Return all of the data exactly as written, without the pictures.

* Records to process
'''

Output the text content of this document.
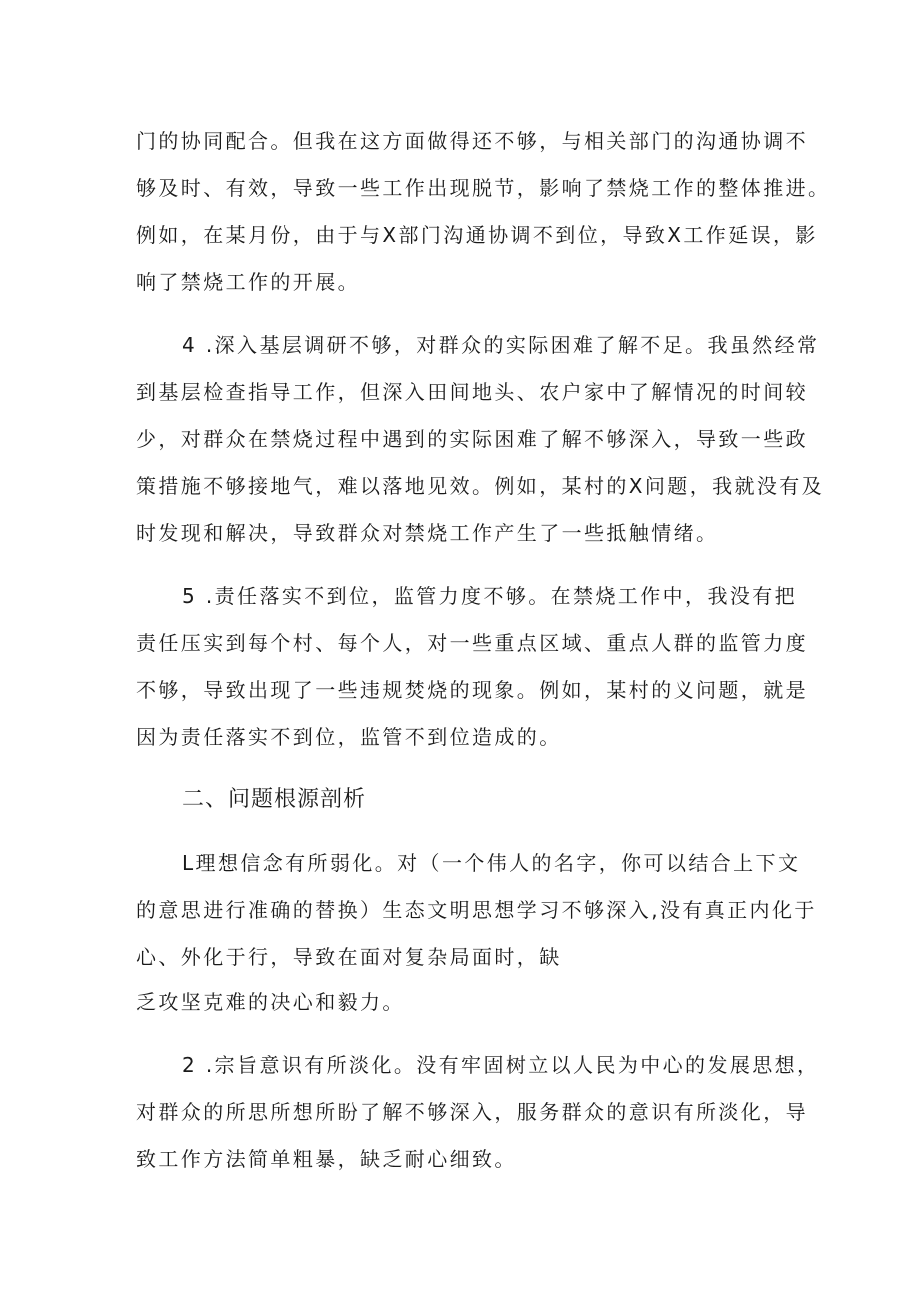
门的协同配合。但我在这方面做得还不够，与相关部门的沟通协调不
够及时、有效，导致一些工作出现脱节，影响了禁烧工作的整体推进。
例如，在某月份，由于与X部门沟通协调不到位，导致X工作延误，影
响了禁烧工作的开展。
4 .深入基层调研不够，对群众的实际困难了解不足。我虽然经常
到基层检查指导工作，但深入田间地头、农户家中了解情况的时间较
少，对群众在禁烧过程中遇到的实际困难了解不够深入，导致一些政
策措施不够接地气，难以落地见效。例如，某村的X问题，我就没有及
时发现和解决，导致群众对禁烧工作产生了一些抵触情绪。
5 .责任落实不到位，监管力度不够。在禁烧工作中，我没有把
责任压实到每个村、每个人，对一些重点区域、重点人群的监管力度
不够，导致出现了一些违规焚烧的现象。例如，某村的义问题，就是
因为责任落实不到位，监管不到位造成的。
二、问题根源剖析
L理想信念有所弱化。对（一个伟人的名字，你可以结合上下文
的意思进行准确的替换）生态文明思想学习不够深入,没有真正内化于
心、外化于行，导致在面对复杂局面时，缺
乏攻坚克难的决心和毅力。
2 .宗旨意识有所淡化。没有牢固树立以人民为中心的发展思想，
对群众的所思所想所盼了解不够深入，服务群众的意识有所淡化，导
致工作方法简单粗暴，缺乏耐心细致。
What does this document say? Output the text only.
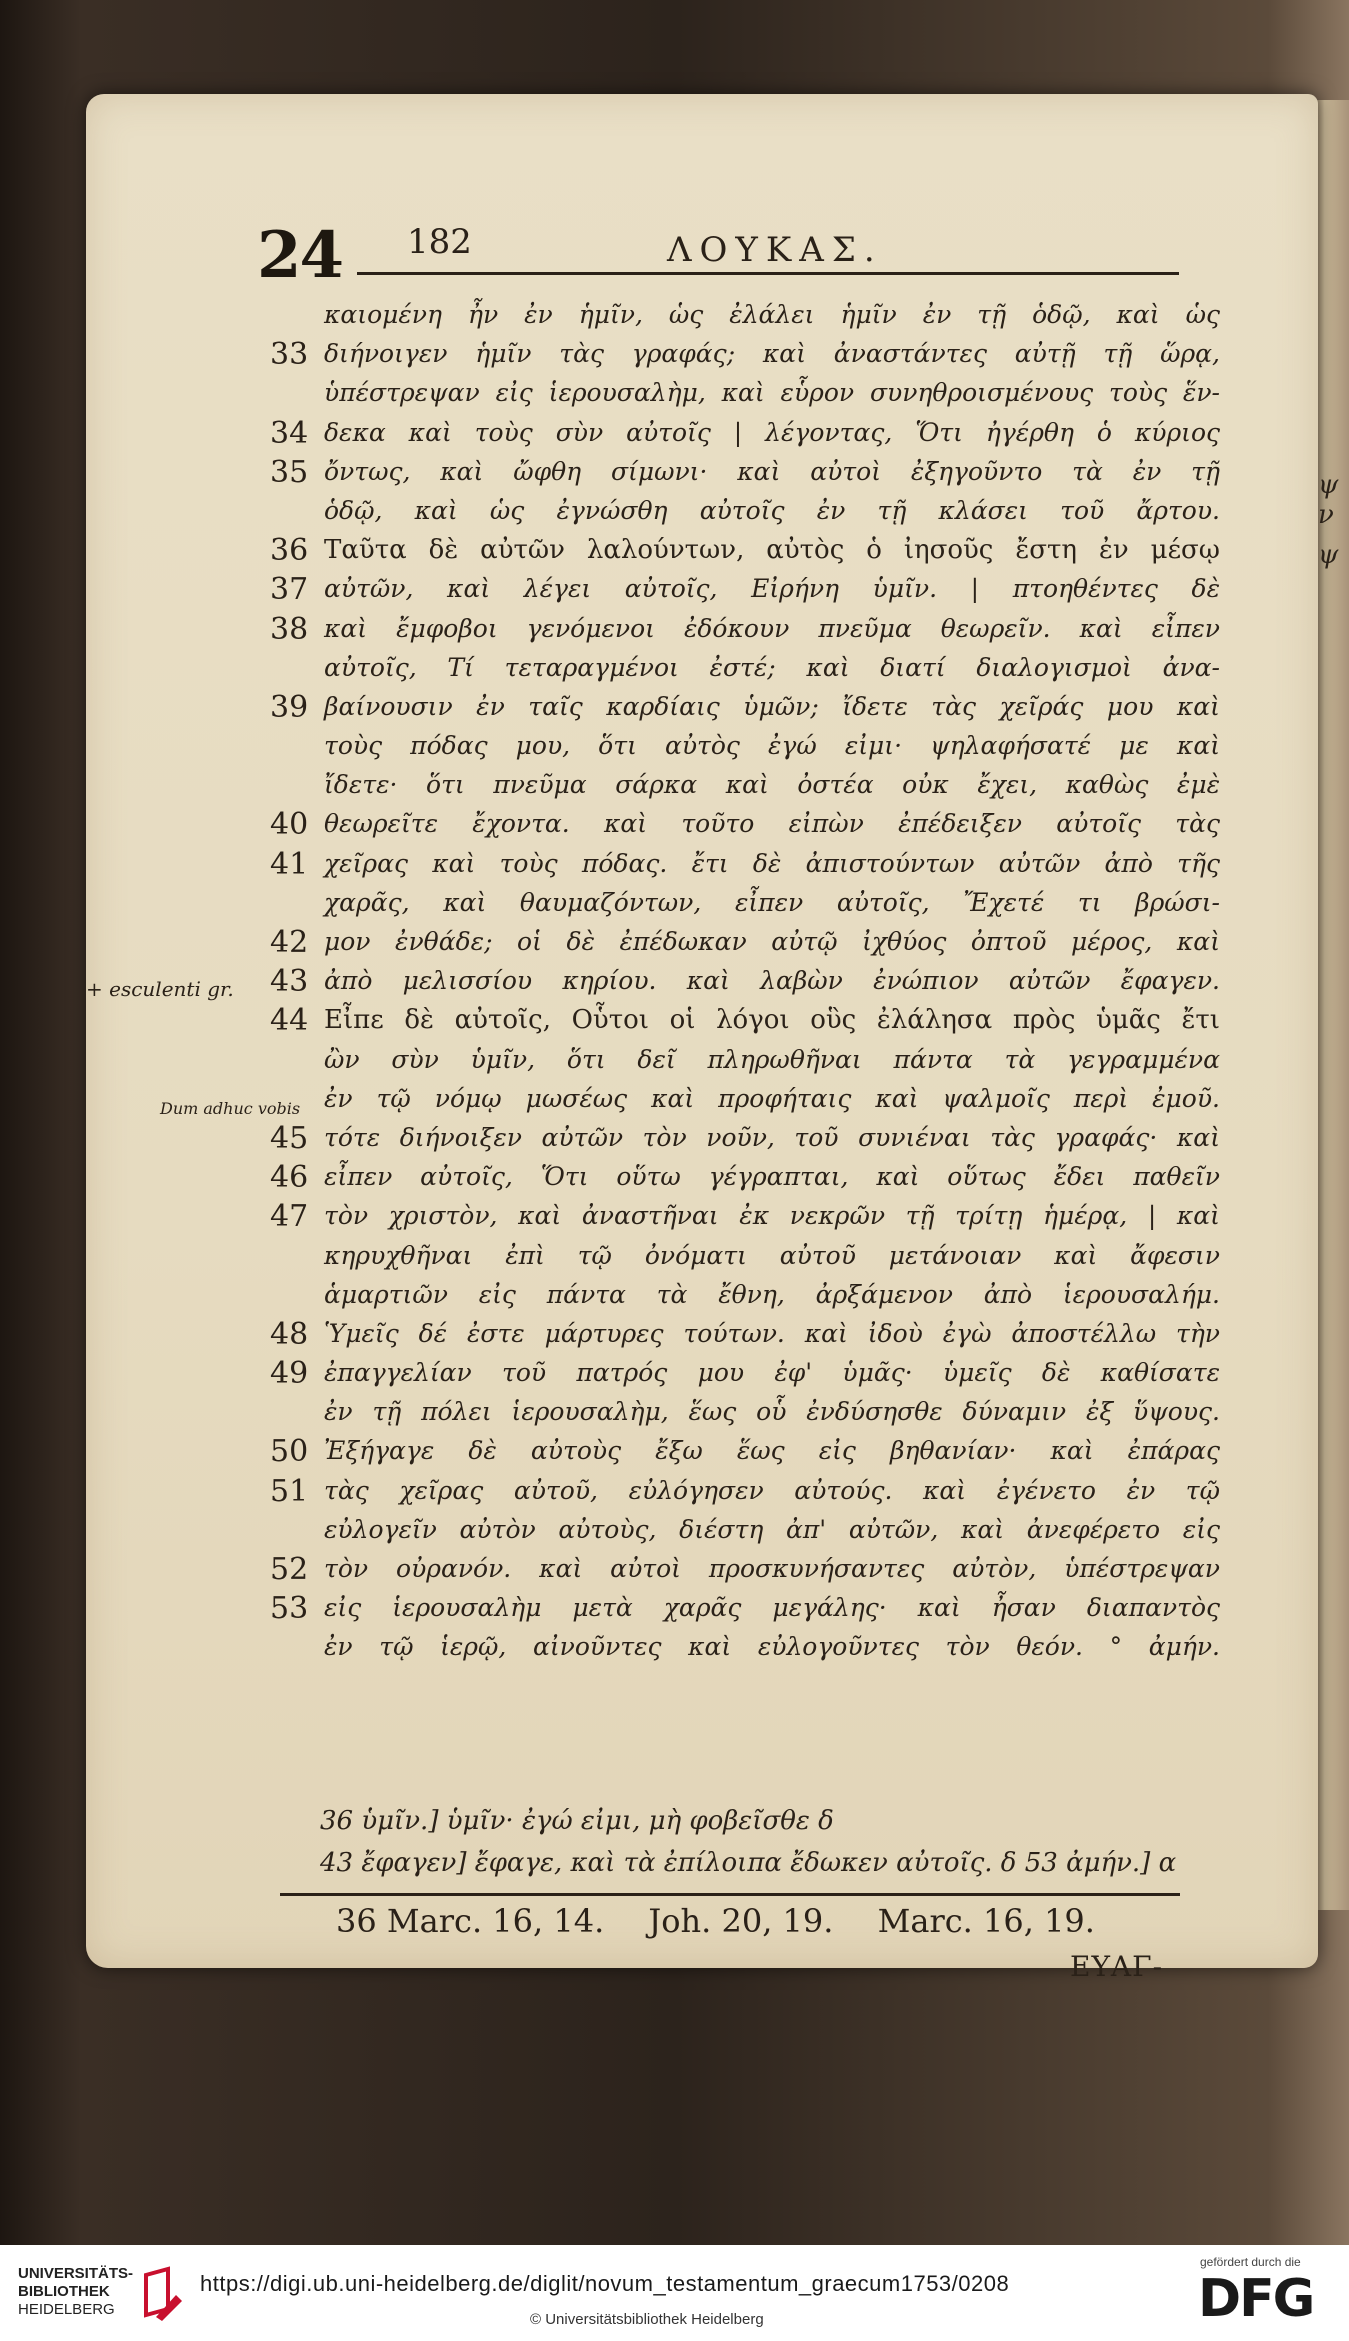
24 182	ΛΟΥΚΑΣ.
καιομένη ἦν ἐν ἡμῖν, ὡς ἐλάλει ἡμῖν ἐν τῇ ὁδῷ, καὶ ὡς
33 διήνοιγεν ἡμῖν τὰς γραφάς; καὶ ἀναστάντες αὐτῇ τῇ ὥρᾳ,
ὑπέστρεψαν εἰς ἱερουσαλὴμ, καὶ εὗρον συνηθροισμένους τοὺς ἕν-
34 δεκα καὶ τοὺς σὺν αὐτοῖς | λέγοντας, Ὅτι ἠγέρθη ὁ κύριος
35 ὄντως, καὶ ὤφθη σίμωνι· καὶ αὐτοὶ ἐξηγοῦντο τὰ ἐν τῇ
ὁδῷ, καὶ ὡς ἐγνώσθη αὐτοῖς ἐν τῇ κλάσει τοῦ ἄρτου.
36 Ταῦτα δὲ αὐτῶν λαλούντων, αὐτὸς ὁ ἰησοῦς ἔστη ἐν μέσῳ
37 αὐτῶν, καὶ λέγει αὐτοῖς, Εἰρήνη ὑμῖν. | πτοηθέντες δὲ
38 καὶ ἔμφοβοι γενόμενοι ἐδόκουν πνεῦμα θεωρεῖν. καὶ εἶπεν
αὐτοῖς, Τί τεταραγμένοι ἐστέ; καὶ διατί διαλογισμοὶ ἀνα-
39 βαίνουσιν ἐν ταῖς καρδίαις ὑμῶν; ἴδετε τὰς χεῖράς μου καὶ
τοὺς πόδας μου, ὅτι αὐτὸς ἐγώ εἰμι· ψηλαφήσατέ με καὶ
ἴδετε· ὅτι πνεῦμα σάρκα καὶ ὀστέα οὐκ ἔχει, καθὼς ἐμὲ
40 θεωρεῖτε ἔχοντα. καὶ τοῦτο εἰπὼν ἐπέδειξεν αὐτοῖς τὰς
41 χεῖρας καὶ τοὺς πόδας. ἔτι δὲ ἀπιστούντων αὐτῶν ἀπὸ τῆς
χαρᾶς, καὶ θαυμαζόντων, εἶπεν αὐτοῖς, Ἔχετέ τι βρώσι-
42 μον ἐνθάδε; οἱ δὲ ἐπέδωκαν αὐτῷ ἰχθύος ὀπτοῦ μέρος, καὶ
43 ἀπὸ μελισσίου κηρίου. καὶ λαβὼν ἐνώπιον αὐτῶν ἔφαγεν.
44 Εἶπε δὲ αὐτοῖς, Οὗτοι οἱ λόγοι οὓς ἐλάλησα πρὸς ὑμᾶς ἔτι
ὢν σὺν ὑμῖν, ὅτι δεῖ πληρωθῆναι πάντα τὰ γεγραμμένα
ἐν τῷ νόμῳ μωσέως καὶ προφήταις καὶ ψαλμοῖς περὶ ἐμοῦ.
45 τότε διήνοιξεν αὐτῶν τὸν νοῦν, τοῦ συνιέναι τὰς γραφάς· καὶ
46 εἶπεν αὐτοῖς, Ὅτι οὕτω γέγραπται, καὶ οὕτως ἔδει παθεῖν
47 τὸν χριστὸν, καὶ ἀναστῆναι ἐκ νεκρῶν τῇ τρίτῃ ἡμέρᾳ, | καὶ
κηρυχθῆναι ἐπὶ τῷ ὀνόματι αὐτοῦ μετάνοιαν καὶ ἄφεσιν
ἁμαρτιῶν εἰς πάντα τὰ ἔθνη, ἀρξάμενον ἀπὸ ἱερουσαλήμ.
48 Ὑμεῖς δέ ἐστε μάρτυρες τούτων. καὶ ἰδοὺ ἐγὼ ἀποστέλλω τὴν
49 ἐπαγγελίαν τοῦ πατρός μου ἐφ' ὑμᾶς· ὑμεῖς δὲ καθίσατε
ἐν τῇ πόλει ἱερουσαλὴμ, ἕως οὗ ἐνδύσησθε δύναμιν ἐξ ὕψους.
50 Ἐξήγαγε δὲ αὐτοὺς ἔξω ἕως εἰς βηθανίαν· καὶ ἐπάρας
51 τὰς χεῖρας αὐτοῦ, εὐλόγησεν αὐτούς. καὶ ἐγένετο ἐν τῷ
εὐλογεῖν αὐτὸν αὐτοὺς, διέστη ἀπ' αὐτῶν, καὶ ἀνεφέρετο εἰς
52 τὸν οὐρανόν. καὶ αὐτοὶ προσκυνήσαντες αὐτὸν, ὑπέστρεψαν
53 εἰς ἱερουσαλὴμ μετὰ χαρᾶς μεγάλης· καὶ ἦσαν διαπαντὸς
ἐν τῷ ἱερῷ, αἰνοῦντες καὶ εὐλογοῦντες τὸν θεόν. ° ἀμήν.
+ esculenti gr.
Dum adhuc vobis
ψ
ν
ψ
36 ὑμῖν.] ὑμῖν· ἐγώ εἰμι, μὴ φοβεῖσθε δ
43 ἔφαγεν] ἔφαγε, καὶ τὰ ἐπίλοιπα ἔδωκεν αὐτοῖς. δ 53 ἀμήν.] α
36 Marc. 16, 14. Joh. 20, 19. Marc. 16, 19.
ΕΥΑΓ-
UNIVERSITÄTS-
BIBLIOTHEK
HEIDELBERG
https://digi.ub.uni-heidelberg.de/diglit/novum_testamentum_graecum1753/0208
© Universitätsbibliothek Heidelberg
gefördert durch die
DFG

'''

* Solution to the problem
Output the text content of this document.
门的协同配合。但我在这方面做得还不够，与相关部门的沟通协调不
够及时、有效，导致一些工作出现脱节，影响了禁烧工作的整体推进。
例如，在某月份，由于与X部门沟通协调不到位，导致X工作延误，影
响了禁烧工作的开展。
4 .深入基层调研不够，对群众的实际困难了解不足。我虽然经常
到基层检查指导工作，但深入田间地头、农户家中了解情况的时间较
少，对群众在禁烧过程中遇到的实际困难了解不够深入，导致一些政
策措施不够接地气，难以落地见效。例如，某村的X问题，我就没有及
时发现和解决，导致群众对禁烧工作产生了一些抵触情绪。
5 .责任落实不到位，监管力度不够。在禁烧工作中，我没有把
责任压实到每个村、每个人，对一些重点区域、重点人群的监管力度
不够，导致出现了一些违规焚烧的现象。例如，某村的义问题，就是
因为责任落实不到位，监管不到位造成的。
二、问题根源剖析
L理想信念有所弱化。对（一个伟人的名字，你可以结合上下文
的意思进行准确的替换）生态文明思想学习不够深入,没有真正内化于
心、外化于行，导致在面对复杂局面时，缺
乏攻坚克难的决心和毅力。
2 .宗旨意识有所淡化。没有牢固树立以人民为中心的发展思想，
对群众的所思所想所盼了解不够深入，服务群众的意识有所淡化，导
致工作方法简单粗暴，缺乏耐心细致。
What does this document say? Output the text only.
24 182	ΛΟΥΚΑΣ.
καιομένη ἦν ἐν ἡμῖν, ὡς ἐλάλει ἡμῖν ἐν τῇ ὁδῷ, καὶ ὡς
33 διήνοιγεν ἡμῖν τὰς γραφάς; καὶ ἀναστάντες αὐτῇ τῇ ὥρᾳ,
ὑπέστρεψαν εἰς ἱερουσαλὴμ, καὶ εὗρον συνηθροισμένους τοὺς ἕν-
34 δεκα καὶ τοὺς σὺν αὐτοῖς | λέγοντας, Ὅτι ἠγέρθη ὁ κύριος
35 ὄντως, καὶ ὤφθη σίμωνι· καὶ αὐτοὶ ἐξηγοῦντο τὰ ἐν τῇ
ὁδῷ, καὶ ὡς ἐγνώσθη αὐτοῖς ἐν τῇ κλάσει τοῦ ἄρτου.
36 Ταῦτα δὲ αὐτῶν λαλούντων, αὐτὸς ὁ ἰησοῦς ἔστη ἐν μέσῳ
37 αὐτῶν, καὶ λέγει αὐτοῖς, Εἰρήνη ὑμῖν. | πτοηθέντες δὲ
38 καὶ ἔμφοβοι γενόμενοι ἐδόκουν πνεῦμα θεωρεῖν. καὶ εἶπεν
αὐτοῖς, Τί τεταραγμένοι ἐστέ; καὶ διατί διαλογισμοὶ ἀνα-
39 βαίνουσιν ἐν ταῖς καρδίαις ὑμῶν; ἴδετε τὰς χεῖράς μου καὶ
τοὺς πόδας μου, ὅτι αὐτὸς ἐγώ εἰμι· ψηλαφήσατέ με καὶ
ἴδετε· ὅτι πνεῦμα σάρκα καὶ ὀστέα οὐκ ἔχει, καθὼς ἐμὲ
40 θεωρεῖτε ἔχοντα. καὶ τοῦτο εἰπὼν ἐπέδειξεν αὐτοῖς τὰς
41 χεῖρας καὶ τοὺς πόδας. ἔτι δὲ ἀπιστούντων αὐτῶν ἀπὸ τῆς
χαρᾶς, καὶ θαυμαζόντων, εἶπεν αὐτοῖς, Ἔχετέ τι βρώσι-
42 μον ἐνθάδε; οἱ δὲ ἐπέδωκαν αὐτῷ ἰχθύος ὀπτοῦ μέρος, καὶ
43 ἀπὸ μελισσίου κηρίου. καὶ λαβὼν ἐνώπιον αὐτῶν ἔφαγεν.
44 Εἶπε δὲ αὐτοῖς, Οὗτοι οἱ λόγοι οὓς ἐλάλησα πρὸς ὑμᾶς ἔτι
ὢν σὺν ὑμῖν, ὅτι δεῖ πληρωθῆναι πάντα τὰ γεγραμμένα
ἐν τῷ νόμῳ μωσέως καὶ προφήταις καὶ ψαλμοῖς περὶ ἐμοῦ.
45 τότε διήνοιξεν αὐτῶν τὸν νοῦν, τοῦ συνιέναι τὰς γραφάς· καὶ
46 εἶπεν αὐτοῖς, Ὅτι οὕτω γέγραπται, καὶ οὕτως ἔδει παθεῖν
47 τὸν χριστὸν, καὶ ἀναστῆναι ἐκ νεκρῶν τῇ τρίτῃ ἡμέρᾳ, | καὶ
κηρυχθῆναι ἐπὶ τῷ ὀνόματι αὐτοῦ μετάνοιαν καὶ ἄφεσιν
ἁμαρτιῶν εἰς πάντα τὰ ἔθνη, ἀρξάμενον ἀπὸ ἱερουσαλήμ.
48 Ὑμεῖς δέ ἐστε μάρτυρες τούτων. καὶ ἰδοὺ ἐγὼ ἀποστέλλω τὴν
49 ἐπαγγελίαν τοῦ πατρός μου ἐφ' ὑμᾶς· ὑμεῖς δὲ καθίσατε
ἐν τῇ πόλει ἱερουσαλὴμ, ἕως οὗ ἐνδύσησθε δύναμιν ἐξ ὕψους.
50 Ἐξήγαγε δὲ αὐτοὺς ἔξω ἕως εἰς βηθανίαν· καὶ ἐπάρας
51 τὰς χεῖρας αὐτοῦ, εὐλόγησεν αὐτούς. καὶ ἐγένετο ἐν τῷ
εὐλογεῖν αὐτὸν αὐτοὺς, διέστη ἀπ' αὐτῶν, καὶ ἀνεφέρετο εἰς
52 τὸν οὐρανόν. καὶ αὐτοὶ προσκυνήσαντες αὐτὸν, ὑπέστρεψαν
53 εἰς ἱερουσαλὴμ μετὰ χαρᾶς μεγάλης· καὶ ἦσαν διαπαντὸς
ἐν τῷ ἱερῷ, αἰνοῦντες καὶ εὐλογοῦντες τὸν θεόν. ° ἀμήν.
+ esculenti gr.
Dum adhuc vobis
ψ
ν
ψ
36 ὑμῖν.] ὑμῖν· ἐγώ εἰμι, μὴ φοβεῖσθε δ
43 ἔφαγεν] ἔφαγε, καὶ τὰ ἐπίλοιπα ἔδωκεν αὐτοῖς. δ 53 ἀμήν.] α
36 Marc. 16, 14. Joh. 20, 19. Marc. 16, 19.
ΕΥΑΓ-
UNIVERSITÄTS-
BIBLIOTHEK
HEIDELBERG
https://digi.ub.uni-heidelberg.de/diglit/novum_testamentum_graecum1753/0208
© Universitätsbibliothek Heidelberg
gefördert durch die
DFG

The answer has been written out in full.